### Data supplied:
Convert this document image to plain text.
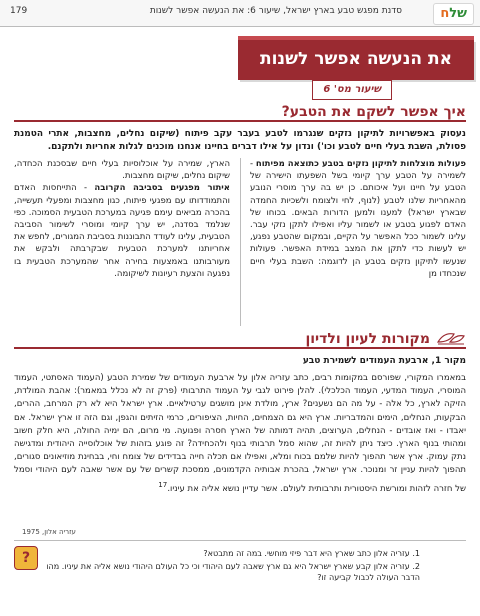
179	סדנת מפגש טבע בארץ ישראל, שיעור 6: את הנעשה אפשר לשנות	שלח
את הנעשה אפשר לשנות
שיעור מס' 6
איך אפשר לשקם את הטבע?
נעסוק באפשרויות לתיקון נזקים שנגרמו לטבע בעבר עקב פיתוח (שיקום נחלים, מחצבות, אתרי הטמנת פסולת, השבת בעלי חיים לטבע וכו') ונדון על אילו דברים בחיינו אנחנו מוכנים לגלות אחריות ולתקנם.
פעולות מוצלחות לתיקון נזקים בטבע כתוצאה מפיתוח - לשמירה על הטבע ערך קיומי בשל השפעתו הישירה של הטבע על חיינו ועל איכותם. כן יש בה ערך מוסרי הנובע מהאחריות שלנו לטבע (לנוף, לחי ולצומח ולשכיות החמדה שבארץ ישראל) למענו ולמען הדורות הבאים. בכוחו של האדם לפגוע בטבע או לשמור עליו ואפילו לתקן נזקי עבר. עלינו לשמור ככל האפשר על הקיים, ובמקום שהטבע נפגע, יש לעשות כדי לתקן את המצב במידת האפשר. פעולות שנעשו לתיקון נזקים בטבע הן לדוגמה: השבת בעלי חיים שנכחדו מן
הארץ, שמירה על אוכלוסיות בעלי חיים שבסכנת הכחדה, שיקום נחלים, שיקום מחצבות.
איתור מפגעים בסביבה הקרובה - התייחסות האדם והתמודדותו עם מפגעי פיתוח, כגון מחצבות ומפעלי תעשייה, בהכרה מביאים עימם פגיעה במערכת הטבעית הסמוכה. כפי שנלמד בסדנה, יש ערך קיומי ומוסרי לשימור הסביבה הטבעית, עלינו לעודד התבוננות בסביבת המגורים, לחפש את אחריותנו למערכת הטבעית שבקרבתה ולבקש את מעורבותנו באמצעות בחירה אחר שהמערכת הטבעית בו נפגעה והצעת רעיונות לשיקומה.
מקורות לעיון ולדיון
מקור 1, ארבעת העמודים לשמירת טבע
במאמרו המקורי, שפורסם במקומות רבים, כתב עזריה אלון על ארבעת העמודים של שמירת הטבע (העמוד האסתטי, העמוד המוסרי, העמוד המדעי, העמוד הכלכלי). להלן פירוט לגבי על העמוד התרבותי (פרק זה לא נכלל במאמר): אהבת המולדת, הזיקה לארץ, כל אלה - על מה הם נשענים? ארץ, מולדת אינן מושגים ערטילאיים. ארץ ישראל היא לא רק המרחב, ההרים, הבקעות, הנחלים, הימים והמדבריות. ארץ היא גם הצמחים, החיות, הציפורים, כרמי הזיתים והגפן, וגם הזה זו ארץ ישראל. אם יאבדו - ואז אובדים - הנחלים, הערוצים, תהיה דמותה של הארץ חסרה ופגועה. מי מרום, הם ימיה החולה, היא חלק חשוב ומהותי בנוף הארץ. כיצד ניתן להיות זה, שהוא סמל תרבותי בנוף ולהכחידה? זה פוגע בזהות של אוכלוסייה היהודית ומדגישה נתק עמוק. ארץ אשר תהפוך להיות שלמם בכוח ומלא, ואפילו אם תכלה חייה בבדידים של צומח וחי, בבחינת מוזיאונים סגורים, תהפוך להיות עניין זר ומנוכר. ארץ ישראל, בהכרת אבותיה הקדמונים, ממסכת קשרים של עם אשר שאבה לעם היהודי וסמל של חזרה לזהות ומורשת היסטורית ותרבותית לעולם. אשר עדיין נושא אליה את עיניו.$^{17}$
עזריה אלון, 1975
?	1. עזריה אלון כתב שארץ היא דבר פיזי מוחשי. במה זה מתבטא?
2. עזריה אלון קבע שארץ ישראל היא גם ארץ שאבה לעם היהודי וכי כל העולם היהודי נושא אליה את עיניו. מהו הדבר העולה לכבול קביעה זו?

### Exercise details:
Give the material again exactly as it is, but keep the pictures out.

### Exercise answer:
Convert this document image to plain text.
179	סדנת מפגש טבע בארץ ישראל, שיעור 6: את הנעשה אפשר לשנות	שלח
את הנעשה אפשר לשנות
שיעור מס' 6
איך אפשר לשקם את הטבע?
נעסוק באפשרויות לתיקון נזקים שנגרמו לטבע בעבר עקב פיתוח (שיקום נחלים, מחצבות, אתרי הטמנת פסולת, השבת בעלי חיים לטבע וכו') ונדון על אילו דברים בחיינו אנחנו מוכנים לגלות אחריות ולתקנם.
פעולות מוצלחות לתיקון נזקים בטבע כתוצאה מפיתוח - לשמירה על הטבע ערך קיומי בשל השפעתו הישירה של הטבע על חיינו ועל איכותם. כן יש בה ערך מוסרי הנובע מהאחריות שלנו לטבע (לנוף, לחי ולצומח ולשכיות החמדה שבארץ ישראל) למענו ולמען הדורות הבאים. בכוחו של האדם לפגוע בטבע או לשמור עליו ואפילו לתקן נזקי עבר. עלינו לשמור ככל האפשר על הקיים, ובמקום שהטבע נפגע, יש לעשות כדי לתקן את המצב במידת האפשר. פעולות שנעשו לתיקון נזקים בטבע הן לדוגמה: השבת בעלי חיים שנכחדו מן
הארץ, שמירה על אוכלוסיות בעלי חיים שבסכנת הכחדה, שיקום נחלים, שיקום מחצבות.
איתור מפגעים בסביבה הקרובה - התייחסות האדם והתמודדותו עם מפגעי פיתוח, כגון מחצבות ומפעלי תעשייה, בהכרה מביאים עימם פגיעה במערכת הטבעית הסמוכה. כפי שנלמד בסדנה, יש ערך קיומי ומוסרי לשימור הסביבה הטבעית, עלינו לעודד התבוננות בסביבת המגורים, לחפש את אחריותנו למערכת הטבעית שבקרבתה ולבקש את מעורבותנו באמצעות בחירה אחר שהמערכת הטבעית בו נפגעה והצעת רעיונות לשיקומה.
מקורות לעיון ולדיון
מקור 1, ארבעת העמודים לשמירת טבע
במאמרו המקורי, שפורסם במקומות רבים, כתב עזריה אלון על ארבעת העמודים של שמירת הטבע (העמוד האסתטי, העמוד המוסרי, העמוד המדעי, העמוד הכלכלי). להלן פירוט לגבי על העמוד התרבותי (פרק זה לא נכלל במאמר): אהבת המולדת, הזיקה לארץ, כל אלה - על מה הם נשענים? ארץ, מולדת אינן מושגים ערטילאיים. ארץ ישראל היא לא רק המרחב, ההרים, הבקעות, הנחלים, הימים והמדבריות. ארץ היא גם הצמחים, החיות, הציפורים, כרמי הזיתים והגפן, וגם הזה זו ארץ ישראל. אם יאבדו - ואז אובדים - הנחלים, הערוצים, תהיה דמותה של הארץ חסרה ופגועה. מי מרום, הם ימיה החולה, היא חלק חשוב ומהותי בנוף הארץ. כיצד ניתן להיות זה, שהוא סמל תרבותי בנוף ולהכחידה? זה פוגע בזהות של אוכלוסייה היהודית ומדגישה נתק עמוק. ארץ אשר תהפוך להיות שלמם בכוח ומלא, ואפילו אם תכלה חייה בבדידים של צומח וחי, בבחינת מוזיאונים סגורים, תהפוך להיות עניין זר ומנוכר. ארץ ישראל, בהכרת אבותיה הקדמונים, ממסכת קשרים של עם אשר שאבה לעם היהודי וסמל של חזרה לזהות ומורשת היסטורית ותרבותית לעולם. אשר עדיין נושא אליה את עיניו.$^{17}$
עזריה אלון, 1975
?	1. עזריה אלון כתב שארץ היא דבר פיזי מוחשי. במה זה מתבטא?
2. עזריה אלון קבע שארץ ישראל היא גם ארץ שאבה לעם היהודי וכי כל העולם היהודי נושא אליה את עיניו. מהו הדבר העולה לכבול קביעה זו?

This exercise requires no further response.